Tasks to complete:
1 – Do these statements agree with the noiommu patch cover letter below? For each, answer yes or no and quote the words that decide it: (a) the series changes 19 files; (b) IOMMUFD's native character device already supports No-IOMMU mode; (c) mlock() prevents page migration.
2 – Reproduce everything in the noiommu patch cover letter from "create mode 100644 drivers/iommu/iommufd/hwpt_noiommu.c" down to "under vfio_compat mode.", word for word.

* Start Extract *

[PATCH 00/11] iommufd: Enable noiommu mode for cdev

Jacob Pan posted 11 patches 1 month, 2 weeks ago
There is a newer version of this series
Documentation/driver-api/vfio.rst             |  44 +-
drivers/iommu/iommufd/Makefile                |   1 +
drivers/iommu/iommufd/device.c                | 161 ++++--
drivers/iommu/iommufd/hw_pagetable.c          |  11 +-
drivers/iommu/iommufd/hwpt_noiommu.c          |  91 +++
drivers/iommu/iommufd/io_pagetable.c          |  39 ++
drivers/iommu/iommufd/ioas.c                  |  22 +
drivers/iommu/iommufd/iommufd_private.h       |   5 +
drivers/iommu/iommufd/main.c                  |   3 +
drivers/vfio/Kconfig                          |   6 +-
drivers/vfio/group.c                          |  35 +-
drivers/vfio/iommufd.c                        |   7 -
drivers/vfio/vfio.h                           |  34 +-
drivers/vfio/vfio_main.c                      |  22 +-
include/linux/vfio.h                          |  10 +
include/uapi/linux/iommufd.h                  |  25 +
tools/testing/selftests/vfio/Makefile         |   1 +
.../selftests/vfio/lib/vfio_pci_device.c      |  25 +-
.../vfio/vfio_iommufd_noiommu_test.c          | 540 ++++++++++++++++++
19 files changed, 990 insertions(+), 92 deletions(-)
create mode 100644 drivers/iommu/iommufd/hwpt_noiommu.c
create mode 100644 tools/testing/selftests/vfio/vfio_iommufd_noiommu_test.c
[PATCH 00/11] iommufd: Enable noiommu mode for cdev
Posted by Jacob Pan 1 month, 2 weeks ago
VFIO's unsafe_noiommu_mode has long provided a way for userspace drivers
to operate on platforms lacking a hardware IOMMU. Today, IOMMUFD also
supports No-IOMMU mode for group-based devices under vfio_compat mode.
However, IOMMUFD's native character device (cdev) does not yet support
No-IOMMU mode, which is the purpose of this patch.

In summary, we have:

|-------------------------+------+---------------|
| Device access mode      | VFIO | IOMMUFD       |
|-------------------------+------+---------------|
| group /dev/vfio/$GROUP  | Yes  | Yes           |
|-------------------------+------+---------------|
| cdev /dev/vfio/devices/ | No   | This patch    |
|-------------------------+------+---------------|

Beyond enabling cdev for IOMMUFD, this patch also addresses the following
deficiencies in the current No-IOMMU mode suggested by Jason[1]:
- Devices operating under No-IOMMU mode are limited to device-level UAPI
  access, without container or IOAS-level capabilities. Consequently,
  user-space drivers lack structured mechanisms for page pinning and often
  resort to mlock(), which is less robust than pin_user_pages() used for
  devices backed by a physical IOMMU. For example, mlock() does not prevent
  page migration.

* End Extract *
* Start Stored data *

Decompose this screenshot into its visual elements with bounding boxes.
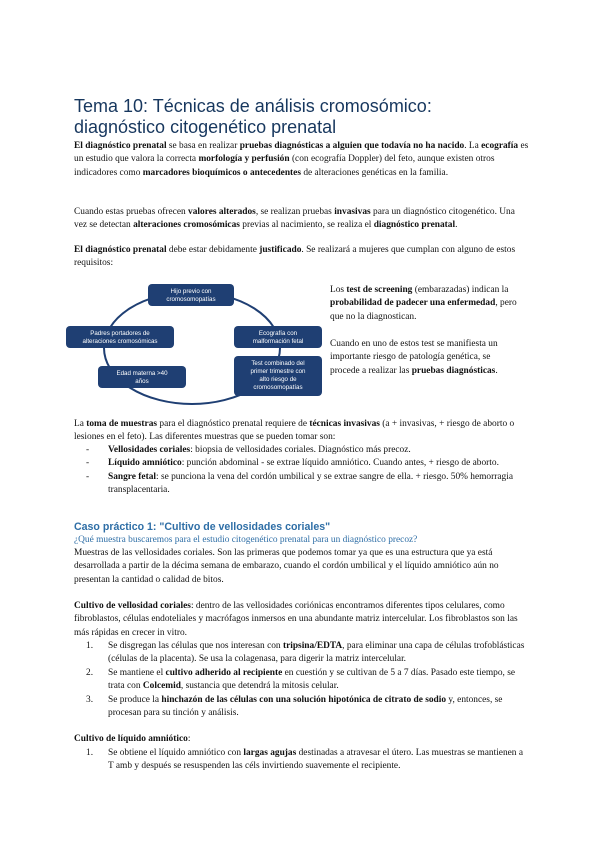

* End Stored data *

Results of the tasks:
1 –
(a) Yes: "19 files changed, 990 insertions(+), 92 deletions(-)"
(b) No: "IOMMUFD's native character device (cdev) does not yet support No-IOMMU mode"
(c) No: "mlock() does not prevent page migration"

2 –
create mode 100644 drivers/iommu/iommufd/hwpt_noiommu.c
create mode 100644 tools/testing/selftests/vfio/vfio_iommufd_noiommu_test.c
[PATCH 00/11] iommufd: Enable noiommu mode for cdev
Posted by Jacob Pan 1 month, 2 weeks ago
VFIO's unsafe_noiommu_mode has long provided a way for userspace drivers
to operate on platforms lacking a hardware IOMMU. Today, IOMMUFD also
supports No-IOMMU mode for group-based devices under vfio_compat mode.